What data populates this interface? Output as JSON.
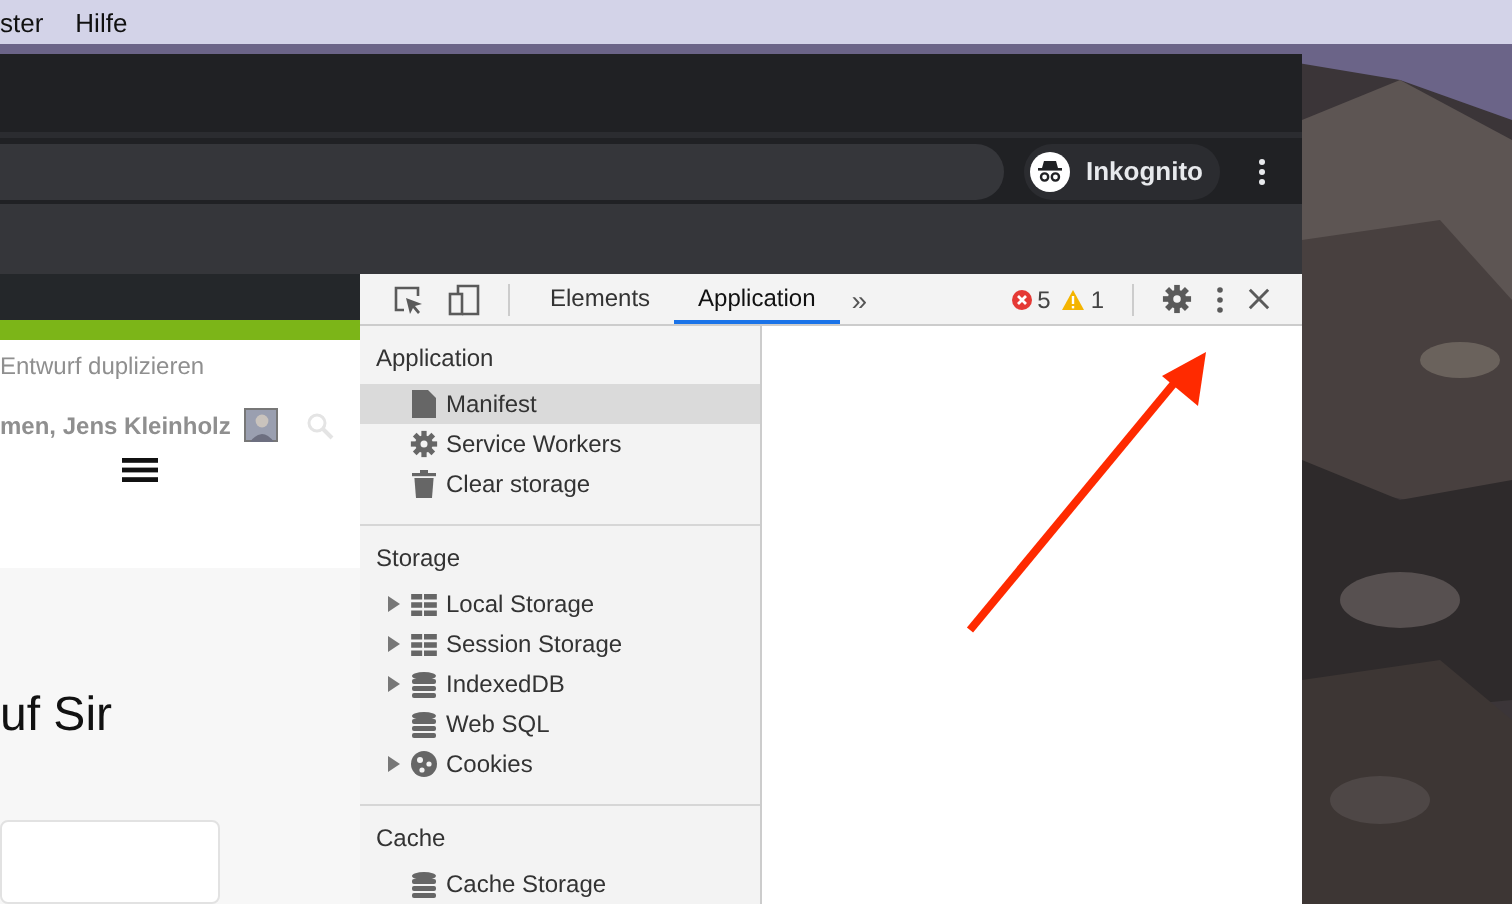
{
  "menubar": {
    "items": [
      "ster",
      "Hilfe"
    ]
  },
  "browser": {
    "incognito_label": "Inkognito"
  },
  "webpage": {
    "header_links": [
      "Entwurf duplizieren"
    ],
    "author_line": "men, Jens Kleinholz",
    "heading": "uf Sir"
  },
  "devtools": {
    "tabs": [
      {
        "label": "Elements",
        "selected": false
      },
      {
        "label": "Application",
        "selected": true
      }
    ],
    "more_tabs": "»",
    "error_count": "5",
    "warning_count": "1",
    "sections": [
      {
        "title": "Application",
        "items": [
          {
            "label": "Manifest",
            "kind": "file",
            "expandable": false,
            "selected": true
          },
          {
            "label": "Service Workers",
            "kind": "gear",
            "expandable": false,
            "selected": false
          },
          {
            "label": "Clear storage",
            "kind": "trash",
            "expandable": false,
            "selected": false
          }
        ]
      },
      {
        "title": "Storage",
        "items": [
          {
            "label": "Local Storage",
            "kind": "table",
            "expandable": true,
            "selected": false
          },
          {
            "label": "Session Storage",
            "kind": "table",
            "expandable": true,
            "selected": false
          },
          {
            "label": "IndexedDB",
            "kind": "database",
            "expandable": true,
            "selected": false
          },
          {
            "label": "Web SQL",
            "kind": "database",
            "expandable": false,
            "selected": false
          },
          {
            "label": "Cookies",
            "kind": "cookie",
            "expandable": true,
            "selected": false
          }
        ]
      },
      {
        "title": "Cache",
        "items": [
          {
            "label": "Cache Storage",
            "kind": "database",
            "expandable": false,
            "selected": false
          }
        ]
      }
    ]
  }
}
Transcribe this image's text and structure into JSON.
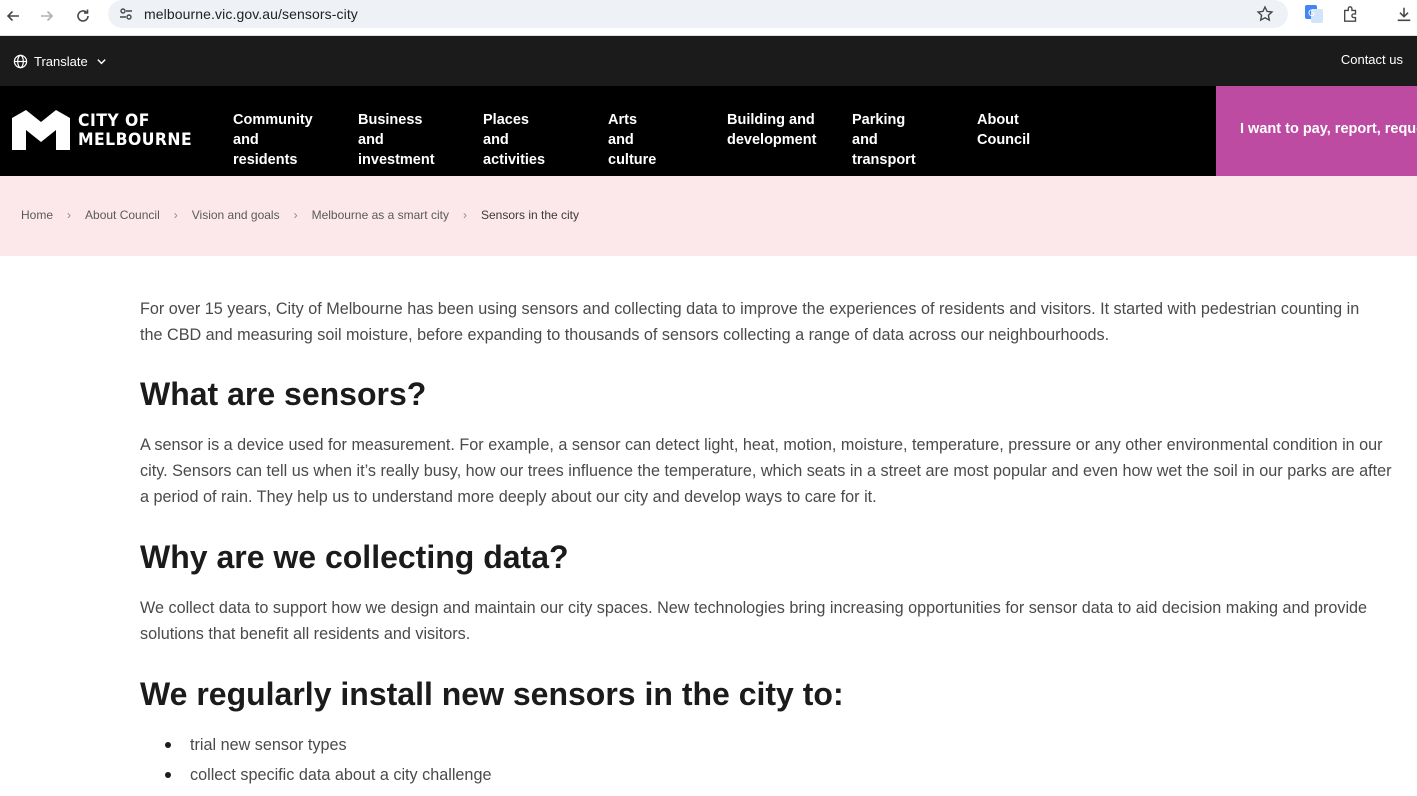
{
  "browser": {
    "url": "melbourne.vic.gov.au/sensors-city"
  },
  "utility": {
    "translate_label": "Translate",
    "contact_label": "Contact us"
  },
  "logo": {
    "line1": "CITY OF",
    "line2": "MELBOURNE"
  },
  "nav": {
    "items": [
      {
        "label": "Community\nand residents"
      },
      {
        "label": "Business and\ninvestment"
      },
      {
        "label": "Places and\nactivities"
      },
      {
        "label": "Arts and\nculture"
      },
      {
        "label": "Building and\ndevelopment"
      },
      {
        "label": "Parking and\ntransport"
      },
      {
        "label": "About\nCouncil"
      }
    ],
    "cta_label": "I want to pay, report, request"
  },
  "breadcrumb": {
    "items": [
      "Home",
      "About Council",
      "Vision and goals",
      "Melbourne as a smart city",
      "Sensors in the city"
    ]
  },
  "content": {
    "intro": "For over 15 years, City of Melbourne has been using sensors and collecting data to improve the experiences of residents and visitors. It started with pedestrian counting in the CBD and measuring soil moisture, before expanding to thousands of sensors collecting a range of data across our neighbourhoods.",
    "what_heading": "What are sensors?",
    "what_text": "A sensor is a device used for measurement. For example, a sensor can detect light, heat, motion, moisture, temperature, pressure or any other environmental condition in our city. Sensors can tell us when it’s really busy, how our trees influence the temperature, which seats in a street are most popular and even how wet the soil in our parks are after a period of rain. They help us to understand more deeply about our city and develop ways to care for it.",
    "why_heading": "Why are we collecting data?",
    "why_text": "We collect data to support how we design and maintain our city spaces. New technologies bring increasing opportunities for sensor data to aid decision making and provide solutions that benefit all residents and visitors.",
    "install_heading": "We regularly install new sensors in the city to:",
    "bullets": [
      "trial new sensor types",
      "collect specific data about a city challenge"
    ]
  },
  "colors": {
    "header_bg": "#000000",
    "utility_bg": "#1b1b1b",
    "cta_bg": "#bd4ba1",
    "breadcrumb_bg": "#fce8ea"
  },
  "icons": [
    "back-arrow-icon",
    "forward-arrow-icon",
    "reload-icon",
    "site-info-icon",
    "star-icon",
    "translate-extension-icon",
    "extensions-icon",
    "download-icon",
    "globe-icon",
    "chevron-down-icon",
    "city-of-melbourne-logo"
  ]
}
^^^^^^^^
Copy out all lines where the word "collecting" appears.

    "intro": "For over 15 years, City of Melbourne has been using sensors and collecting data to improve the experiences of residents and visitors. It started with pedestrian counting in the CBD and measuring soil moisture, before expanding to thousands of sensors collecting a range of data across our neighbourhoods.",
    "why_heading": "Why are we collecting data?",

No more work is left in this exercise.